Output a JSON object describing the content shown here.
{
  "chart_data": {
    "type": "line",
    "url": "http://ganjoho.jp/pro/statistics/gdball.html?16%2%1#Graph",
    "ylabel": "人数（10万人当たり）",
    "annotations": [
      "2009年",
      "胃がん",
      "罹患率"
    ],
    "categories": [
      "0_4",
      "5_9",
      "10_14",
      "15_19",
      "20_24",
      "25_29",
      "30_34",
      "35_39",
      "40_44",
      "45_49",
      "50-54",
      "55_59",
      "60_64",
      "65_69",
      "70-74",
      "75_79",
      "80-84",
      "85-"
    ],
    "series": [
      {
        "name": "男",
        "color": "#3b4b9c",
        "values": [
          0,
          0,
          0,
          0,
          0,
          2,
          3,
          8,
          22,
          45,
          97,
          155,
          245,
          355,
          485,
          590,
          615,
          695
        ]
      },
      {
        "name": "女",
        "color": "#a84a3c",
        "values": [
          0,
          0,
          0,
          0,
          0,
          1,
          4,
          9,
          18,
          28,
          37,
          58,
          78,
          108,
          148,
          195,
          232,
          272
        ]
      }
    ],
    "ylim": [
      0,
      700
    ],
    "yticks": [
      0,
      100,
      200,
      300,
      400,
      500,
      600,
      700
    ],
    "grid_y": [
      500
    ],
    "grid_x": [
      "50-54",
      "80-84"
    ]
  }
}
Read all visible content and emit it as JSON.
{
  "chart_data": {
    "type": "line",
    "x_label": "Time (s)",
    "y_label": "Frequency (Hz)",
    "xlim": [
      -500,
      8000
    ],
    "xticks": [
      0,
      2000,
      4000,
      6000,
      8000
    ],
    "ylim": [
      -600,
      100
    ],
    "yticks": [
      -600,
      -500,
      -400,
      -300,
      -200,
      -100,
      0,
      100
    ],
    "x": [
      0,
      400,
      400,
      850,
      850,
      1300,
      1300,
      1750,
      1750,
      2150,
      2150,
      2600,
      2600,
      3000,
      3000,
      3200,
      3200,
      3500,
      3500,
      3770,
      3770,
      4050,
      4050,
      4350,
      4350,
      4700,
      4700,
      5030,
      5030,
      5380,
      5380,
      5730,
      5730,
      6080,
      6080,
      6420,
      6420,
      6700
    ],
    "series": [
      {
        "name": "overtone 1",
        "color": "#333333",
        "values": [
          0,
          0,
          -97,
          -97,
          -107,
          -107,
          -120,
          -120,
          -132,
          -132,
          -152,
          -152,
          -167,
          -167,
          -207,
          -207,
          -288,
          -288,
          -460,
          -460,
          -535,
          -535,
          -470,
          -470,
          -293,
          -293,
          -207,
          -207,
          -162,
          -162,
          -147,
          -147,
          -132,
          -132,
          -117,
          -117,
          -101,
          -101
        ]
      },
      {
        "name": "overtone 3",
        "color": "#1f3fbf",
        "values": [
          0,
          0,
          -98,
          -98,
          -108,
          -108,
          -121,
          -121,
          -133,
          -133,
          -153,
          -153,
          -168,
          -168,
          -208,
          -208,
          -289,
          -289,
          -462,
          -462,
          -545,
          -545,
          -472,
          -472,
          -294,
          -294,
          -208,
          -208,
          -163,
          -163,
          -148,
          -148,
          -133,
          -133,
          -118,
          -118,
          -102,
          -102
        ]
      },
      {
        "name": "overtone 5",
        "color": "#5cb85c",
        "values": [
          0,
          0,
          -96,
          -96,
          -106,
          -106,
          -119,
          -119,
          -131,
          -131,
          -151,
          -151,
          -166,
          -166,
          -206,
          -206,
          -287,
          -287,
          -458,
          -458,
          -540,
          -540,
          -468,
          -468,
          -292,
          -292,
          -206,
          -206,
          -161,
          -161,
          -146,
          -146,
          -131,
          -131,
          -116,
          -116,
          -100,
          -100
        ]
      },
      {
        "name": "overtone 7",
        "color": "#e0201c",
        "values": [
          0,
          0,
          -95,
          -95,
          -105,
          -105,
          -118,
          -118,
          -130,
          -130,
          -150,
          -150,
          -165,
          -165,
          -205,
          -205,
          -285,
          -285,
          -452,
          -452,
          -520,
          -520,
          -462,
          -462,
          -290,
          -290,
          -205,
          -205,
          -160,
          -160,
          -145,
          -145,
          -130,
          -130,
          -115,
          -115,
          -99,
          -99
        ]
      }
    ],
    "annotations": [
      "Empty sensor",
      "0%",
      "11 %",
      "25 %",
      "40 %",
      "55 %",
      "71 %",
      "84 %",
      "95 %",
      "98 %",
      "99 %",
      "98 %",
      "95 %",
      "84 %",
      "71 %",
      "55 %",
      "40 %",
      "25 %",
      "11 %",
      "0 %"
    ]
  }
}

# What you are asked to do
Could you transcribe the records in full, exactly?

# Answer to the task
Output a JSON object describing the content shown here.
{
  "chart_data": {
    "type": "line",
    "url": "http://ganjoho.jp/pro/statistics/gdball.html?16%2%1#Graph",
    "ylabel": "人数（10万人当たり）",
    "annotations": [
      "2009年",
      "胃がん",
      "罹患率"
    ],
    "categories": [
      "0_4",
      "5_9",
      "10_14",
      "15_19",
      "20_24",
      "25_29",
      "30_34",
      "35_39",
      "40_44",
      "45_49",
      "50-54",
      "55_59",
      "60_64",
      "65_69",
      "70-74",
      "75_79",
      "80-84",
      "85-"
    ],
    "series": [
      {
        "name": "男",
        "color": "#3b4b9c",
        "values": [
          0,
          0,
          0,
          0,
          0,
          2,
          3,
          8,
          22,
          45,
          97,
          155,
          245,
          355,
          485,
          590,
          615,
          695
        ]
      },
      {
        "name": "女",
        "color": "#a84a3c",
        "values": [
          0,
          0,
          0,
          0,
          0,
          1,
          4,
          9,
          18,
          28,
          37,
          58,
          78,
          108,
          148,
          195,
          232,
          272
        ]
      }
    ],
    "ylim": [
      0,
      700
    ],
    "yticks": [
      0,
      100,
      200,
      300,
      400,
      500,
      600,
      700
    ],
    "grid_y": [
      500
    ],
    "grid_x": [
      "50-54",
      "80-84"
    ]
  }
}
Read all visible content and emit it as JSON.
{
  "chart_data": {
    "type": "line",
    "x_label": "Time (s)",
    "y_label": "Frequency (Hz)",
    "xlim": [
      -500,
      8000
    ],
    "xticks": [
      0,
      2000,
      4000,
      6000,
      8000
    ],
    "ylim": [
      -600,
      100
    ],
    "yticks": [
      -600,
      -500,
      -400,
      -300,
      -200,
      -100,
      0,
      100
    ],
    "x": [
      0,
      400,
      400,
      850,
      850,
      1300,
      1300,
      1750,
      1750,
      2150,
      2150,
      2600,
      2600,
      3000,
      3000,
      3200,
      3200,
      3500,
      3500,
      3770,
      3770,
      4050,
      4050,
      4350,
      4350,
      4700,
      4700,
      5030,
      5030,
      5380,
      5380,
      5730,
      5730,
      6080,
      6080,
      6420,
      6420,
      6700
    ],
    "series": [
      {
        "name": "overtone 1",
        "color": "#333333",
        "values": [
          0,
          0,
          -97,
          -97,
          -107,
          -107,
          -120,
          -120,
          -132,
          -132,
          -152,
          -152,
          -167,
          -167,
          -207,
          -207,
          -288,
          -288,
          -460,
          -460,
          -535,
          -535,
          -470,
          -470,
          -293,
          -293,
          -207,
          -207,
          -162,
          -162,
          -147,
          -147,
          -132,
          -132,
          -117,
          -117,
          -101,
          -101
        ]
      },
      {
        "name": "overtone 3",
        "color": "#1f3fbf",
        "values": [
          0,
          0,
          -98,
          -98,
          -108,
          -108,
          -121,
          -121,
          -133,
          -133,
          -153,
          -153,
          -168,
          -168,
          -208,
          -208,
          -289,
          -289,
          -462,
          -462,
          -545,
          -545,
          -472,
          -472,
          -294,
          -294,
          -208,
          -208,
          -163,
          -163,
          -148,
          -148,
          -133,
          -133,
          -118,
          -118,
          -102,
          -102
        ]
      },
      {
        "name": "overtone 5",
        "color": "#5cb85c",
        "values": [
          0,
          0,
          -96,
          -96,
          -106,
          -106,
          -119,
          -119,
          -131,
          -131,
          -151,
          -151,
          -166,
          -166,
          -206,
          -206,
          -287,
          -287,
          -458,
          -458,
          -540,
          -540,
          -468,
          -468,
          -292,
          -292,
          -206,
          -206,
          -161,
          -161,
          -146,
          -146,
          -131,
          -131,
          -116,
          -116,
          -100,
          -100
        ]
      },
      {
        "name": "overtone 7",
        "color": "#e0201c",
        "values": [
          0,
          0,
          -95,
          -95,
          -105,
          -105,
          -118,
          -118,
          -130,
          -130,
          -150,
          -150,
          -165,
          -165,
          -205,
          -205,
          -285,
          -285,
          -452,
          -452,
          -520,
          -520,
          -462,
          -462,
          -290,
          -290,
          -205,
          -205,
          -160,
          -160,
          -145,
          -145,
          -130,
          -130,
          -115,
          -115,
          -99,
          -99
        ]
      }
    ],
    "annotations": [
      "Empty sensor",
      "0%",
      "11 %",
      "25 %",
      "40 %",
      "55 %",
      "71 %",
      "84 %",
      "95 %",
      "98 %",
      "99 %",
      "98 %",
      "95 %",
      "84 %",
      "71 %",
      "55 %",
      "40 %",
      "25 %",
      "11 %",
      "0 %"
    ]
  }
}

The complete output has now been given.